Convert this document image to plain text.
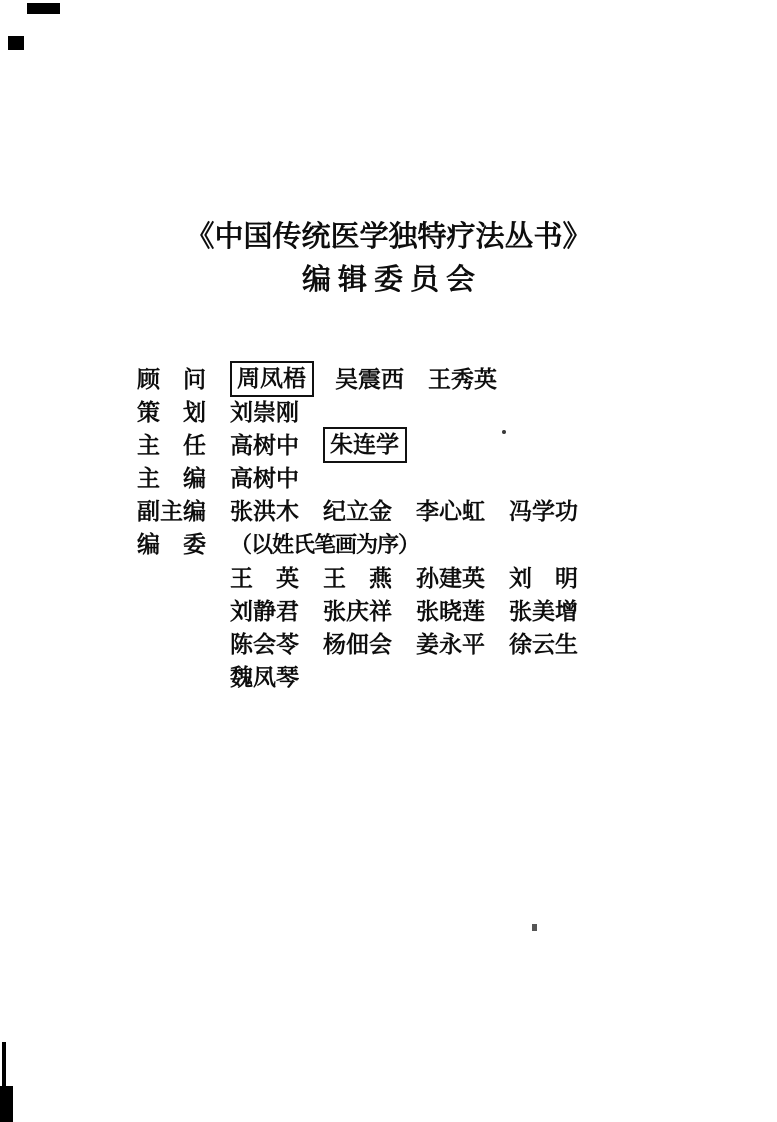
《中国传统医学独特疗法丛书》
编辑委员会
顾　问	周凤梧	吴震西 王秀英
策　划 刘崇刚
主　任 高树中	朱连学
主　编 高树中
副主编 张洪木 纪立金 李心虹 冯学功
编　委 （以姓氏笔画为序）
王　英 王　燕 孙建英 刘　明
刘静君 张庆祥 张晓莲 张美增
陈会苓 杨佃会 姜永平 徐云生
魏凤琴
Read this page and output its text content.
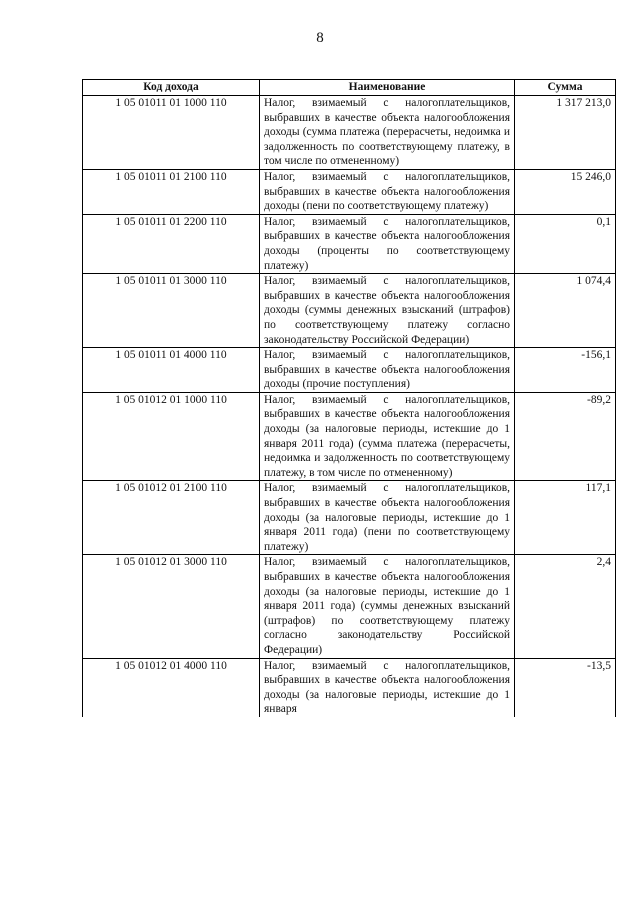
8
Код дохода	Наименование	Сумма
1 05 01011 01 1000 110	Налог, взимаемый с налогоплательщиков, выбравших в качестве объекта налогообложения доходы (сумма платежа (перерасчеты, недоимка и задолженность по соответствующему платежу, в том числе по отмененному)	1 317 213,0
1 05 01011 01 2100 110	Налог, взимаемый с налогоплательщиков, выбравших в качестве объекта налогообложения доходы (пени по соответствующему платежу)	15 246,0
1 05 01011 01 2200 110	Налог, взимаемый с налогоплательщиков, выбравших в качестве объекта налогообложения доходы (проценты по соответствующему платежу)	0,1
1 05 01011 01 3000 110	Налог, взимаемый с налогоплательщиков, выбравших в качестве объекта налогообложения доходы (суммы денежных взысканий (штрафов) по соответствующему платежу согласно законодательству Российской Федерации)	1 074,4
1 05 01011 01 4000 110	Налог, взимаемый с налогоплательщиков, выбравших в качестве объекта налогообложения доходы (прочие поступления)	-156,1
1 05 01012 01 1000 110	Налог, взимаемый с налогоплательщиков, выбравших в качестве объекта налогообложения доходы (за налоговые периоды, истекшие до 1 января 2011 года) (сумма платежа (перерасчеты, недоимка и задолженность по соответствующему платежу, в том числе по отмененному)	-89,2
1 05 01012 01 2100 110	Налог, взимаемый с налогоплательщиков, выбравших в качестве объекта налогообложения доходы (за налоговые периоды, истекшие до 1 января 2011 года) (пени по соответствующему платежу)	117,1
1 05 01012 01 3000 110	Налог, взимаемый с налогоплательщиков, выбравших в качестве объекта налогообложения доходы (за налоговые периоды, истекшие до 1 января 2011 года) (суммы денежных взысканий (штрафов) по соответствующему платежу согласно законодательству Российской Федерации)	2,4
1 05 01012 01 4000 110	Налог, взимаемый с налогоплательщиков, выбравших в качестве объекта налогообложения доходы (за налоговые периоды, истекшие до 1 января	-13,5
· · · · ·
## EXERCISE REQUIREMENTS:
From the data above, pick out each line containing "налоговые" and copy it.

## WRITTEN ANSWER:
1 05 01012 01 1000 110	Налог, взимаемый с налогоплательщиков, выбравших в качестве объекта налогообложения доходы (за налоговые периоды, истекшие до 1 января 2011 года) (сумма платежа (перерасчеты, недоимка и задолженность по соответствующему платежу, в том числе по отмененному)	-89,2
1 05 01012 01 2100 110	Налог, взимаемый с налогоплательщиков, выбравших в качестве объекта налогообложения доходы (за налоговые периоды, истекшие до 1 января 2011 года) (пени по соответствующему платежу)	117,1
1 05 01012 01 3000 110	Налог, взимаемый с налогоплательщиков, выбравших в качестве объекта налогообложения доходы (за налоговые периоды, истекшие до 1 января 2011 года) (суммы денежных взысканий (штрафов) по соответствующему платежу согласно законодательству Российской Федерации)	2,4
1 05 01012 01 4000 110	Налог, взимаемый с налогоплательщиков, выбравших в качестве объекта налогообложения доходы (за налоговые периоды, истекшие до 1 января	-13,5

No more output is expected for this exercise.